▸ Extracted entries:
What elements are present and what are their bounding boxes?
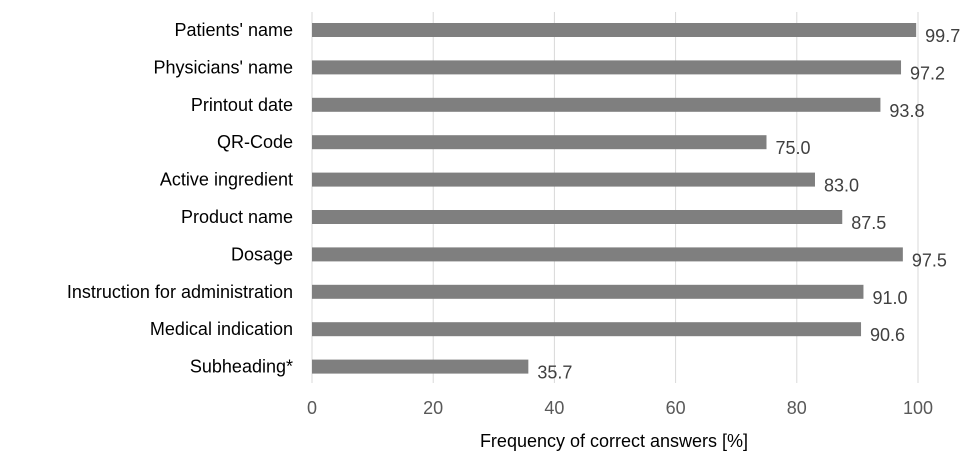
- data-label-1: 97.2: [910, 63, 945, 83]
- category-label-6: Dosage: [231, 244, 293, 264]
- data-label-3: 75.0: [776, 138, 811, 158]
- category-label-3: QR-Code: [217, 132, 293, 152]
- bar-6: [312, 247, 903, 262]
- x-axis-title: Frequency of correct answers [%]: [480, 431, 748, 451]
- x-tick-label-0: 0: [307, 398, 317, 418]
- bars: [312, 23, 917, 374]
- data-label-2: 93.8: [889, 101, 924, 121]
- category-labels: Patients' name Physicians' name Printout d…: [67, 20, 293, 377]
- bar-3: [312, 135, 767, 150]
- category-label-8: Medical indication: [150, 319, 293, 339]
- bar-2: [312, 97, 881, 112]
- bar-1: [312, 60, 902, 75]
- bar-9: [312, 359, 529, 374]
- data-label-4: 83.0: [824, 176, 859, 196]
- data-label-7: 91.0: [872, 288, 907, 308]
- x-tick-label-3: 60: [666, 398, 686, 418]
- category-label-0: Patients' name: [174, 20, 293, 40]
- x-tick-label-5: 100: [903, 398, 933, 418]
- x-tick-labels: 0 20 40 60 80 100: [307, 398, 933, 418]
- bar-8: [312, 322, 862, 337]
- bar-4: [312, 172, 815, 187]
- bar-5: [312, 210, 843, 224]
- data-label-9: 35.7: [537, 363, 572, 383]
- category-label-4: Active ingredient: [160, 170, 293, 190]
- category-label-5: Product name: [181, 207, 293, 227]
- category-label-9: Subheading*: [190, 357, 293, 377]
- data-label-8: 90.6: [870, 325, 905, 345]
- data-label-0: 99.7: [925, 26, 960, 46]
- x-tick-label-2: 40: [544, 398, 564, 418]
- bar-0: [312, 23, 917, 37]
- bar-7: [312, 284, 864, 299]
- data-label-6: 97.5: [912, 250, 947, 270]
- data-label-5: 87.5: [851, 213, 886, 233]
- x-tick-label-1: 20: [423, 398, 443, 418]
- category-label-1: Physicians' name: [154, 57, 294, 77]
- category-label-2: Printout date: [191, 95, 293, 115]
- data-labels: 99.7 97.2 93.8 75.0 83.0 87.5 97.591.0 90.6 35.7: [537, 26, 960, 383]
- category-label-7: Instruction for administration: [67, 282, 293, 302]
- x-tick-label-4: 80: [787, 398, 807, 418]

▸ What you will do: Please filter the listing down to lines that include the word "Printout".

▸ Answer to this exercise:
- category-labels: Patients' name Physicians' name Printout d…: [67, 20, 293, 377]
- category-label-2: Printout date: [191, 95, 293, 115]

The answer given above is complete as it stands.